[Work required] Reproduce all of the material word for word.

[Data for processing]

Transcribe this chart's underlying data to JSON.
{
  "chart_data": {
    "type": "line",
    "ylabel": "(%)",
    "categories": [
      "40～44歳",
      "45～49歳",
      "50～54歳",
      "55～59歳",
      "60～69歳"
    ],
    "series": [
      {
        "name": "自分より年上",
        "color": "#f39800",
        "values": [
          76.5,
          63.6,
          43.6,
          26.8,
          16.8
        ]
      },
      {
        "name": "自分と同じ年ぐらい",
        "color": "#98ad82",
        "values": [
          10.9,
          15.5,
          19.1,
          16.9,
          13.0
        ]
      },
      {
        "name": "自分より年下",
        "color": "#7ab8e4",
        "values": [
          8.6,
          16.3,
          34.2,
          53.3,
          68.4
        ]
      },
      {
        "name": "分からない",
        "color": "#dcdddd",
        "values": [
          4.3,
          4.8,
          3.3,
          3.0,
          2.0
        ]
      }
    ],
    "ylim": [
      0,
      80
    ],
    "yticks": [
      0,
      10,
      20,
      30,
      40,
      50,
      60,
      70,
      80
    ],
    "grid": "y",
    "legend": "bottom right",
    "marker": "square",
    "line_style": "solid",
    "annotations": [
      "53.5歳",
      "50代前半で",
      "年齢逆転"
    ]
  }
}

[Result of this exercise]
Transcribe this chart's underlying data to JSON.
{
  "chart_data": {
    "type": "line",
    "ylabel": "(%)",
    "categories": [
      "40～44歳",
      "45～49歳",
      "50～54歳",
      "55～59歳",
      "60～69歳"
    ],
    "series": [
      {
        "name": "自分より年上",
        "color": "#f39800",
        "values": [
          76.5,
          63.6,
          43.6,
          26.8,
          16.8
        ]
      },
      {
        "name": "自分と同じ年ぐらい",
        "color": "#98ad82",
        "values": [
          10.9,
          15.5,
          19.1,
          16.9,
          13.0
        ]
      },
      {
        "name": "自分より年下",
        "color": "#7ab8e4",
        "values": [
          8.6,
          16.3,
          34.2,
          53.3,
          68.4
        ]
      },
      {
        "name": "分からない",
        "color": "#dcdddd",
        "values": [
          4.3,
          4.8,
          3.3,
          3.0,
          2.0
        ]
      }
    ],
    "ylim": [
      0,
      80
    ],
    "yticks": [
      0,
      10,
      20,
      30,
      40,
      50,
      60,
      70,
      80
    ],
    "grid": "y",
    "legend": "bottom right",
    "marker": "square",
    "line_style": "solid",
    "annotations": [
      "53.5歳",
      "50代前半で",
      "年齢逆転"
    ]
  }
}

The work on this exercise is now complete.